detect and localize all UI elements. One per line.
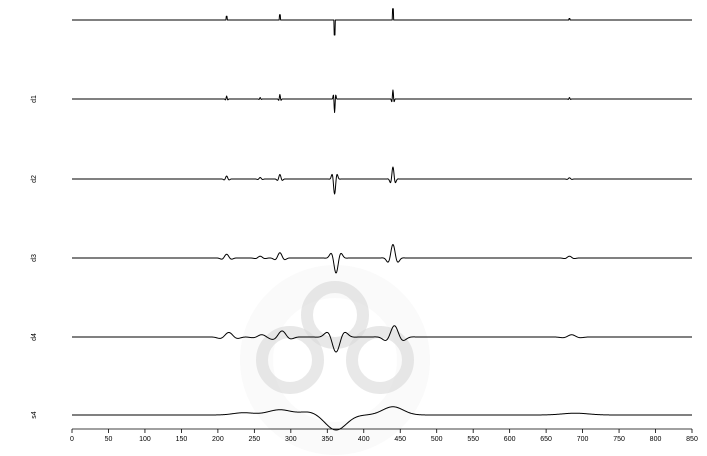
row-label-d1: d1 <box>31 95 38 103</box>
traces <box>71 8 693 431</box>
x-tick-label: 600 <box>504 436 516 443</box>
x-tick-label: 350 <box>321 436 333 443</box>
x-tick-label: 250 <box>249 436 261 443</box>
series-line-d4 <box>71 325 693 353</box>
x-tick-label: 100 <box>139 436 151 443</box>
x-tick-label: 700 <box>577 436 589 443</box>
row-label-d4: d4 <box>31 333 38 341</box>
series-line-d2 <box>71 166 693 195</box>
row-label-s4: s4 <box>31 411 38 419</box>
x-tick-label: 200 <box>212 436 224 443</box>
x-tick-label: 800 <box>650 436 662 443</box>
x-tick-label: 850 <box>686 436 698 443</box>
series-line-original <box>71 8 693 36</box>
x-tick-label: 150 <box>176 436 188 443</box>
x-tick-label: 50 <box>105 436 113 443</box>
watermark-logo <box>240 265 430 455</box>
row-label-d2: d2 <box>31 175 38 183</box>
x-tick-label: 450 <box>394 436 406 443</box>
row-labels: d1 d2 d3 d4 s4 <box>31 95 38 419</box>
x-axis: 0 50 100 150 200 250 300 350 400 450 500 550 600 650 7… <box>70 428 698 443</box>
x-tick-label: 750 <box>613 436 625 443</box>
series-line-s4 <box>71 406 693 431</box>
x-tick-label: 650 <box>540 436 552 443</box>
series-line-d3 <box>71 244 693 274</box>
row-label-d3: d3 <box>31 254 38 262</box>
x-tick-label: 0 <box>70 436 74 443</box>
x-tick-label: 500 <box>431 436 443 443</box>
series-line-d1 <box>71 89 693 113</box>
x-tick-label: 400 <box>358 436 370 443</box>
x-tick-label: 550 <box>467 436 479 443</box>
x-tick-label: 300 <box>285 436 297 443</box>
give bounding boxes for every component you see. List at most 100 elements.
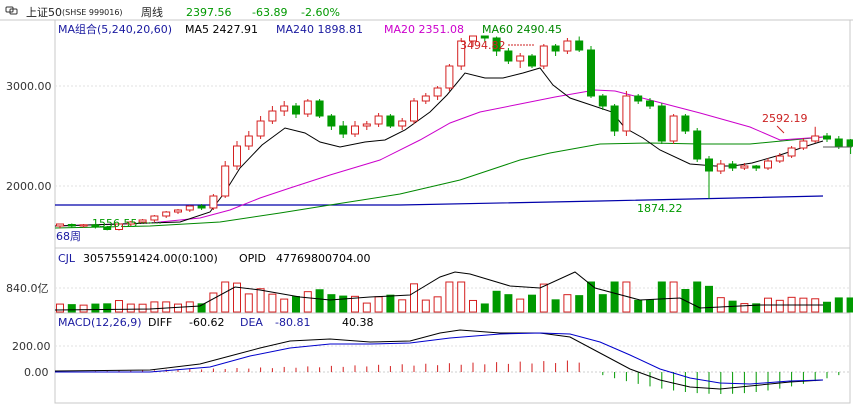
candle-body xyxy=(799,140,808,149)
volume-bar xyxy=(657,281,666,313)
volume-bar xyxy=(280,298,289,313)
volume-bar xyxy=(398,299,407,313)
volume-bar xyxy=(846,297,853,313)
volume-bar xyxy=(221,281,230,313)
candle-body xyxy=(681,115,690,132)
volume-bar xyxy=(315,289,324,313)
opid-value: 47769800704.00 xyxy=(276,252,370,265)
candle-body xyxy=(150,215,159,221)
macd-diff-value: -60.62 xyxy=(189,316,224,329)
volume-bar xyxy=(103,303,112,313)
volume-bar xyxy=(646,299,654,313)
candle-body xyxy=(91,224,100,228)
volume-bar xyxy=(56,303,64,313)
candle-body xyxy=(445,65,454,89)
candle-body xyxy=(386,115,395,127)
volume-bar xyxy=(162,301,171,313)
candle-body xyxy=(174,209,182,213)
volume-bars xyxy=(56,281,853,313)
recent-high-annotation: 2592.19 xyxy=(762,112,808,125)
candle-body xyxy=(693,130,702,160)
volume-bar xyxy=(504,294,513,313)
volume-bar xyxy=(492,290,501,313)
volume-bar xyxy=(480,303,489,313)
period-label: 周线 xyxy=(141,5,163,19)
candle-body xyxy=(126,221,135,225)
candle-body xyxy=(598,95,607,107)
volume-bar xyxy=(150,301,159,313)
candle-body xyxy=(315,100,324,117)
volume-bar xyxy=(67,304,76,313)
candle-body xyxy=(469,35,477,42)
candle-body xyxy=(622,95,631,132)
volume-bar xyxy=(716,297,725,313)
macd-dea-label: DEA xyxy=(240,316,263,329)
volume-ma-line xyxy=(54,271,823,311)
candle-body xyxy=(339,125,348,135)
candle-body xyxy=(197,205,206,209)
candle-body xyxy=(716,163,725,172)
volume-bar xyxy=(528,294,536,313)
symbol-title: 上证50 xyxy=(26,6,62,19)
macd-diff-line xyxy=(54,329,824,390)
candle-body xyxy=(634,95,643,102)
candle-body xyxy=(221,165,230,197)
volume-bar xyxy=(410,283,418,313)
volume-bar xyxy=(209,292,218,313)
recent-high-pointer xyxy=(776,125,785,134)
volume-bar xyxy=(421,299,430,313)
volume-bar xyxy=(563,294,572,313)
ma240-legend: MA240 1898.81 xyxy=(276,23,363,36)
volume-bar xyxy=(445,281,454,313)
candle-body xyxy=(587,49,595,97)
candle-body xyxy=(823,135,831,140)
candle-body xyxy=(233,145,241,167)
candle-body xyxy=(504,50,513,62)
candle-body xyxy=(303,100,312,115)
link-icon[interactable] xyxy=(5,6,18,15)
volume-bar xyxy=(327,294,336,313)
ma5-line xyxy=(54,67,824,227)
macd-dea-value: -80.81 xyxy=(275,316,310,329)
volume-bar xyxy=(303,291,312,313)
candle-body xyxy=(551,45,560,52)
volume-bar xyxy=(374,296,383,313)
candle-body xyxy=(256,120,265,137)
volume-bar xyxy=(126,303,135,313)
ma60-line xyxy=(54,136,824,229)
price-tick-3000: 3000.00 xyxy=(6,80,52,93)
high-annotation: 3494.82 xyxy=(460,39,506,52)
candle-body xyxy=(646,100,654,107)
candle-body xyxy=(752,165,761,169)
volume-bar xyxy=(752,303,761,313)
volume-bar xyxy=(433,296,442,313)
volume-bar xyxy=(244,293,253,313)
price-tick-2000: 2000.00 xyxy=(6,180,52,193)
candle-body xyxy=(292,105,300,115)
volume-bar xyxy=(351,295,359,313)
candle-body xyxy=(563,40,572,52)
last-price: 2397.56 xyxy=(186,6,232,19)
candle-body xyxy=(280,105,289,112)
volume-bar xyxy=(610,281,619,313)
volume-bar xyxy=(516,298,525,313)
candle-body xyxy=(327,115,336,127)
candle-body xyxy=(244,135,253,147)
candle-body xyxy=(787,147,796,157)
volume-bar xyxy=(705,285,713,313)
volume-bar xyxy=(740,303,749,313)
volume-bar xyxy=(539,283,548,313)
candle-body xyxy=(575,40,584,51)
candle-body xyxy=(56,223,64,227)
volume-bar xyxy=(233,282,241,313)
volume-bar xyxy=(268,293,277,313)
volume-bar xyxy=(256,288,265,313)
volume-bar xyxy=(138,303,147,313)
candle-body xyxy=(138,219,147,223)
volume-bar xyxy=(362,302,371,313)
ma5-legend: MA5 2427.91 xyxy=(185,23,258,36)
ma240-line xyxy=(55,195,824,206)
ma20-line xyxy=(54,89,824,227)
candle-body xyxy=(811,135,820,142)
macd-dea-line xyxy=(55,332,824,385)
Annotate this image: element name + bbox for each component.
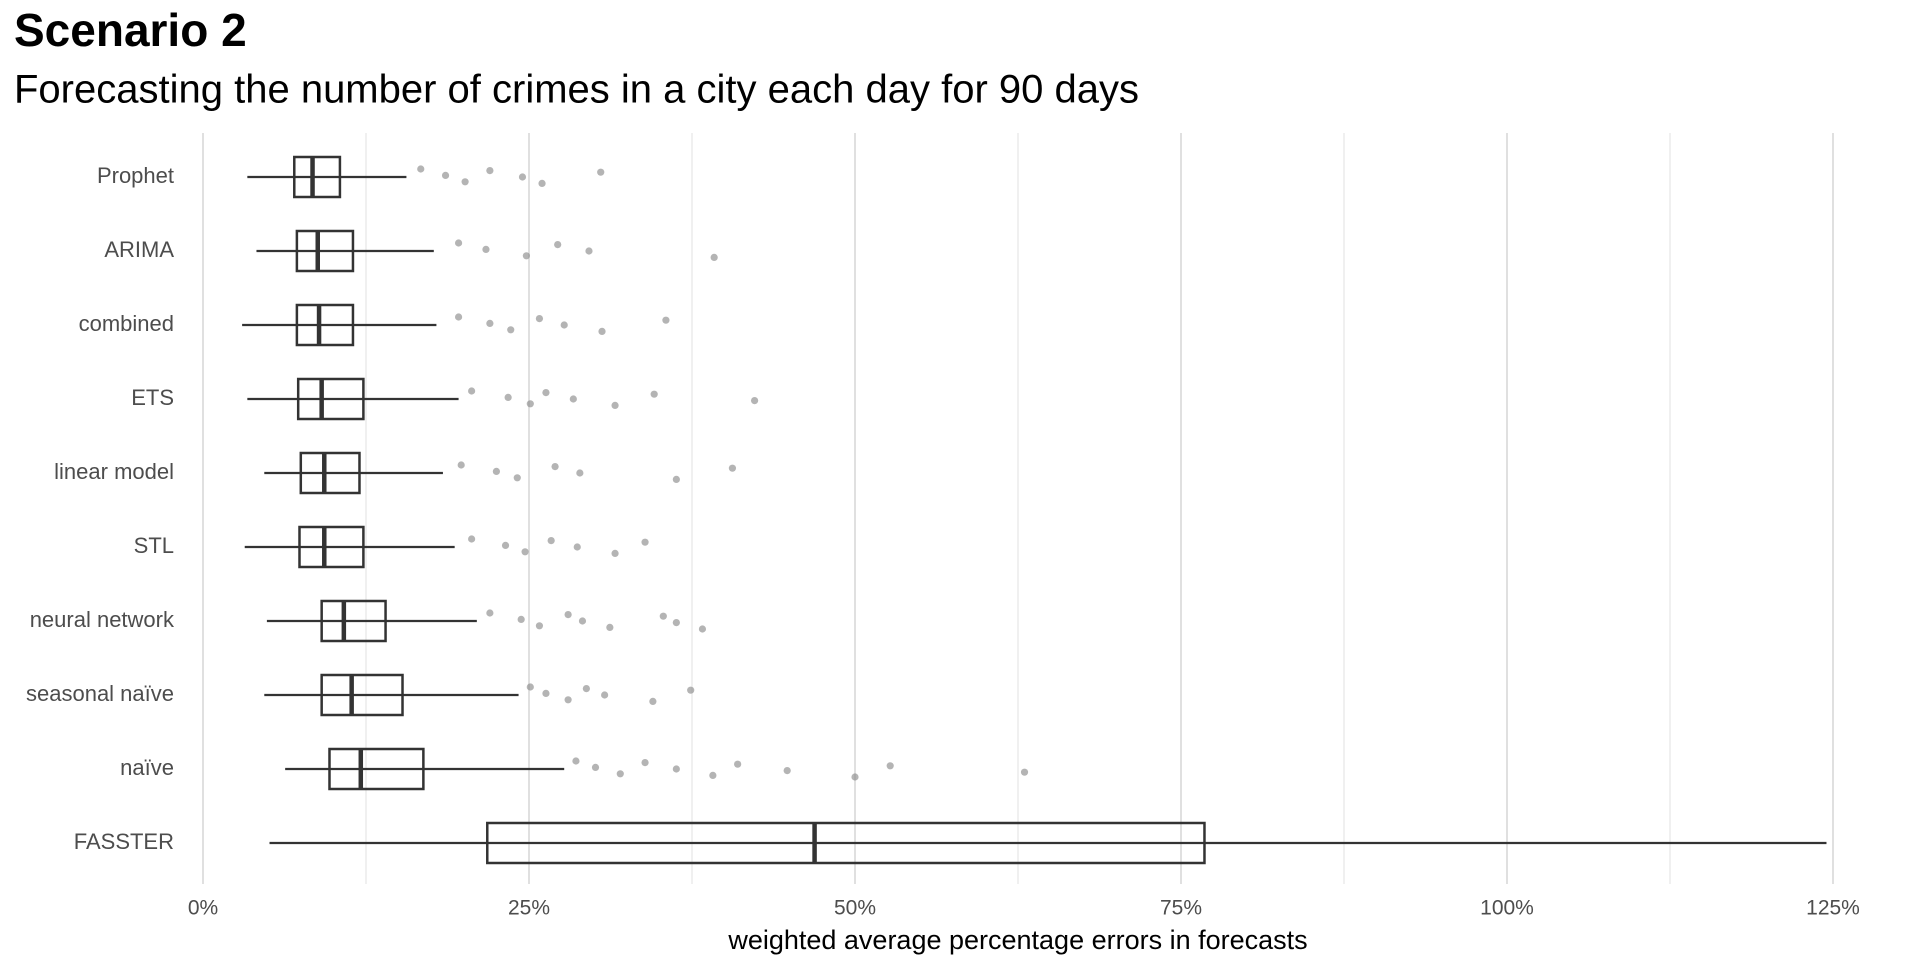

************

SHORT PROBLEM => Reproduce all of the material above line for line, without changing any character, and leave out the pictures.

TASK OUTPUT =>
detect and localize all UI elements. One per line.
row-label-d1: d1 <box>31 95 38 103</box>
traces <box>71 8 693 431</box>
x-tick-label: 600 <box>504 436 516 443</box>
x-tick-label: 350 <box>321 436 333 443</box>
x-tick-label: 250 <box>249 436 261 443</box>
series-line-d4 <box>71 325 693 353</box>
x-tick-label: 100 <box>139 436 151 443</box>
x-tick-label: 700 <box>577 436 589 443</box>
row-label-d4: d4 <box>31 333 38 341</box>
series-line-d2 <box>71 166 693 195</box>
row-label-s4: s4 <box>31 411 38 419</box>
x-tick-label: 200 <box>212 436 224 443</box>
x-tick-label: 800 <box>650 436 662 443</box>
x-tick-label: 850 <box>686 436 698 443</box>
series-line-original <box>71 8 693 36</box>
x-tick-label: 150 <box>176 436 188 443</box>
x-tick-label: 50 <box>105 436 113 443</box>
watermark-logo <box>240 265 430 455</box>
row-label-d2: d2 <box>31 175 38 183</box>
x-tick-label: 450 <box>394 436 406 443</box>
row-labels: d1 d2 d3 d4 s4 <box>31 95 38 419</box>
x-axis: 0 50 100 150 200 250 300 350 400 450 500 550 600 650 7… <box>70 428 698 443</box>
x-tick-label: 750 <box>613 436 625 443</box>
series-line-s4 <box>71 406 693 431</box>
x-tick-label: 650 <box>540 436 552 443</box>
series-line-d3 <box>71 244 693 274</box>
row-label-d3: d3 <box>31 254 38 262</box>
x-tick-label: 0 <box>70 436 74 443</box>
x-tick-label: 500 <box>431 436 443 443</box>
series-line-d1 <box>71 89 693 113</box>
x-tick-label: 400 <box>358 436 370 443</box>
x-tick-label: 550 <box>467 436 479 443</box>
x-tick-label: 300 <box>285 436 297 443</box>
give bounding boxes for every component you see. List at most 100 elements.
candle-body xyxy=(799,140,808,149)
volume-bar xyxy=(657,281,666,313)
volume-bar xyxy=(280,298,289,313)
volume-bar xyxy=(398,299,407,313)
volume-bar xyxy=(846,297,853,313)
volume-bar xyxy=(221,281,230,313)
candle-body xyxy=(681,115,690,132)
volume-bar xyxy=(315,289,324,313)
opid-value: 47769800704.00 xyxy=(276,252,370,265)
candle-body xyxy=(150,215,159,221)
macd-diff-value: -60.62 xyxy=(189,316,224,329)
volume-bar xyxy=(103,303,112,313)
volume-bar xyxy=(646,299,654,313)
candle-body xyxy=(91,224,100,228)
volume-bar xyxy=(56,303,64,313)
candle-body xyxy=(445,65,454,89)
candle-body xyxy=(386,115,395,127)
volume-bar xyxy=(162,301,171,313)
candle-body xyxy=(174,209,182,213)
volume-bars xyxy=(56,281,853,313)
recent-high-annotation: 2592.19 xyxy=(762,112,808,125)
candle-body xyxy=(693,130,702,160)
volume-bar xyxy=(504,294,513,313)
volume-bar xyxy=(492,290,501,313)
volume-bar xyxy=(480,303,489,313)
period-label: 周线 xyxy=(141,5,163,19)
candle-body xyxy=(126,221,135,225)
candle-body xyxy=(598,95,607,107)
volume-bar xyxy=(150,301,159,313)
candle-body xyxy=(315,100,324,117)
volume-bar xyxy=(67,304,76,313)
candle-body xyxy=(469,35,477,42)
candle-body xyxy=(622,95,631,132)
volume-bar xyxy=(716,297,725,313)
macd-dea-label: DEA xyxy=(240,316,263,329)
volume-ma-line xyxy=(54,271,823,311)
candle-body xyxy=(339,125,348,135)
candle-body xyxy=(197,205,206,209)
candle-body xyxy=(716,163,725,172)
volume-bar xyxy=(528,294,536,313)
symbol-title: 上证50 xyxy=(26,6,62,19)
macd-diff-line xyxy=(54,329,824,390)
candle-body xyxy=(634,95,643,102)
candle-body xyxy=(221,165,230,197)
volume-bar xyxy=(410,283,418,313)
volume-bar xyxy=(209,292,218,313)
recent-high-pointer xyxy=(776,125,785,134)
volume-bar xyxy=(421,299,430,313)
volume-bar xyxy=(563,294,572,313)
ma240-legend: MA240 1898.81 xyxy=(276,23,363,36)
volume-bar xyxy=(445,281,454,313)
candle-body xyxy=(587,49,595,97)
candle-body xyxy=(823,135,831,140)
candle-body xyxy=(233,145,241,167)
candle-body xyxy=(504,50,513,62)
candle-body xyxy=(303,100,312,115)
link-icon[interactable] xyxy=(5,6,18,15)
volume-bar xyxy=(327,294,336,313)
ma5-line xyxy=(54,67,824,227)
macd-dea-value: -80.81 xyxy=(275,316,310,329)
volume-bar xyxy=(303,291,312,313)
candle-body xyxy=(551,45,560,52)
volume-bar xyxy=(374,296,383,313)
candle-body xyxy=(256,120,265,137)
volume-bar xyxy=(126,303,135,313)
ma60-line xyxy=(54,136,824,229)
price-tick-3000: 3000.00 xyxy=(6,80,52,93)
high-annotation: 3494.82 xyxy=(460,39,506,52)
candle-body xyxy=(646,100,654,107)
candle-body xyxy=(752,165,761,169)
volume-bar xyxy=(752,303,761,313)
volume-bar xyxy=(433,296,442,313)
volume-bar xyxy=(244,293,253,313)
price-tick-2000: 2000.00 xyxy=(6,180,52,193)
candle-body xyxy=(292,105,300,115)
volume-bar xyxy=(351,295,359,313)
candle-body xyxy=(563,40,572,52)
last-price: 2397.56 xyxy=(186,6,232,19)
candle-body xyxy=(280,105,289,112)
volume-bar xyxy=(610,281,619,313)
volume-bar xyxy=(516,298,525,313)
candle-body xyxy=(327,115,336,127)
candle-body xyxy=(244,135,253,147)
candle-body xyxy=(787,147,796,157)
volume-bar xyxy=(705,285,713,313)
volume-bar xyxy=(740,303,749,313)
volume-bar xyxy=(539,283,548,313)
candle-body xyxy=(575,40,584,51)
candle-body xyxy=(56,223,64,227)
volume-bar xyxy=(233,282,241,313)
volume-bar xyxy=(268,293,277,313)
volume-bar xyxy=(256,288,265,313)
volume-bar xyxy=(138,303,147,313)
candle-body xyxy=(138,219,147,223)
volume-bar xyxy=(362,302,371,313)
ma5-legend: MA5 2427.91 xyxy=(185,23,258,36)
ma240-line xyxy=(55,195,824,206)
ma20-line xyxy=(54,89,824,227)
candle-body xyxy=(811,135,820,142)
macd-dea-line xyxy=(55,332,824,385)
Annotate this image: element name + bbox for each component.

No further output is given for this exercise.